▶ **Exercise details**
Once the pictures are set aside, transcribe the remaining data exactly.

===== Listing

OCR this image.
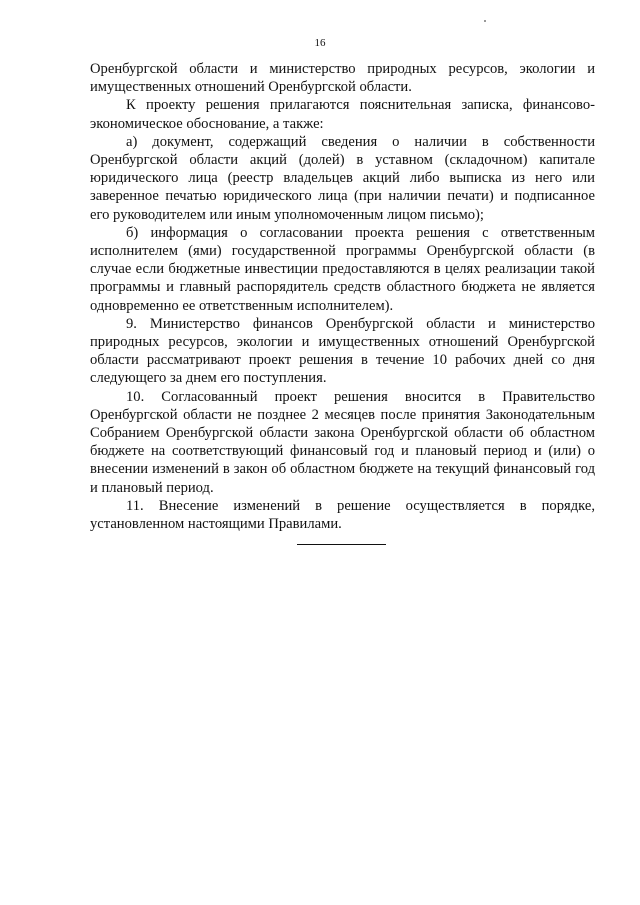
16

Оренбургской области и министерство природных ресурсов, экологии и имущественных отношений Оренбургской области.

К проекту решения прилагаются пояснительная записка, финансово-экономическое обоснование, а также:

а) документ, содержащий сведения о наличии в собственности Оренбургской области акций (долей) в уставном (складочном) капитале юридического лица (реестр владельцев акций либо выписка из него или заверенное печатью юридического лица (при наличии печати) и подписанное его руководителем или иным уполномоченным лицом письмо);

б) информация о согласовании проекта решения с ответственным исполнителем (ями) государственной программы Оренбургской области (в случае если бюджетные инвестиции предоставляются в целях реализации такой программы и главный распорядитель средств областного бюджета не является одновременно ее ответственным исполнителем).

9. Министерство финансов Оренбургской области и министерство природных ресурсов, экологии и имущественных отношений Оренбургской области рассматривают проект решения в течение 10 рабочих дней со дня следующего за днем его поступления.

10. Согласованный проект решения вносится в Правительство Оренбургской области не позднее 2 месяцев после принятия Законодательным Собранием Оренбургской области закона Оренбургской области об областном бюджете на соответствующий финансовый год и плановый период и (или) о внесении изменений в закон об областном бюджете на текущий финансовый год и плановый период.

11. Внесение изменений в решение осуществляется в порядке, установленном настоящими Правилами.
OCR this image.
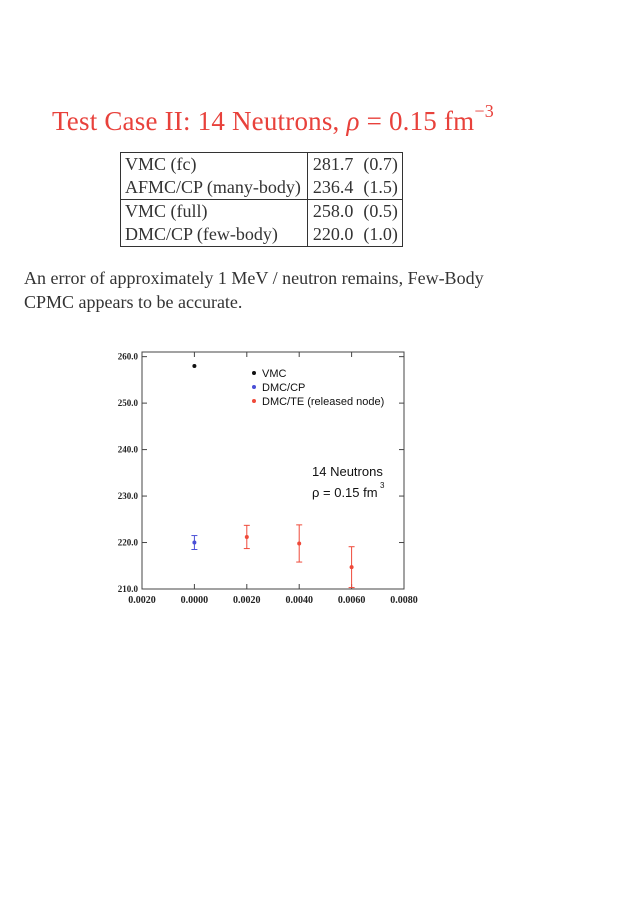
Test Case II: 14 Neutrons, ρ = 0.15 $fm^{-3}$
VMC (fc)	281.7	(0.7)
AFMC/CP (many-body)	236.4	(1.5)
VMC (full)	258.0	(0.5)
DMC/CP (few-body)	220.0	(1.0)
An error of approximately 1 MeV / neutron remains, Few-Body CPMC appears to be accurate.
210.0
220.0
230.0
240.0
250.0
260.0
0.0020 0.0000 0.0020 0.0040 0.0060 0.0080
VMC
DMC/CP
DMC/TE (released node)
14 Neutrons
ρ = 0.15 fm 3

==========

▶ **Reply to the exercise**
OCR this image.
16

Оренбургской области и министерство природных ресурсов, экологии и имущественных отношений Оренбургской области.

К проекту решения прилагаются пояснительная записка, финансово-экономическое обоснование, а также:

а) документ, содержащий сведения о наличии в собственности Оренбургской области акций (долей) в уставном (складочном) капитале юридического лица (реестр владельцев акций либо выписка из него или заверенное печатью юридического лица (при наличии печати) и подписанное его руководителем или иным уполномоченным лицом письмо);

б) информация о согласовании проекта решения с ответственным исполнителем (ями) государственной программы Оренбургской области (в случае если бюджетные инвестиции предоставляются в целях реализации такой программы и главный распорядитель средств областного бюджета не является одновременно ее ответственным исполнителем).

9. Министерство финансов Оренбургской области и министерство природных ресурсов, экологии и имущественных отношений Оренбургской области рассматривают проект решения в течение 10 рабочих дней со дня следующего за днем его поступления.

10. Согласованный проект решения вносится в Правительство Оренбургской области не позднее 2 месяцев после принятия Законодательным Собранием Оренбургской области закона Оренбургской области об областном бюджете на соответствующий финансовый год и плановый период и (или) о внесении изменений в закон об областном бюджете на текущий финансовый год и плановый период.

11. Внесение изменений в решение осуществляется в порядке, установленном настоящими Правилами.
OCR this image.
Test Case II: 14 Neutrons, ρ = 0.15 $fm^{-3}$
VMC (fc)	281.7	(0.7)
AFMC/CP (many-body)	236.4	(1.5)
VMC (full)	258.0	(0.5)
DMC/CP (few-body)	220.0	(1.0)
An error of approximately 1 MeV / neutron remains, Few-Body CPMC appears to be accurate.
210.0
220.0
230.0
240.0
250.0
260.0
0.0020 0.0000 0.0020 0.0040 0.0060 0.0080
VMC
DMC/CP
DMC/TE (released node)
14 Neutrons
ρ = 0.15 fm 3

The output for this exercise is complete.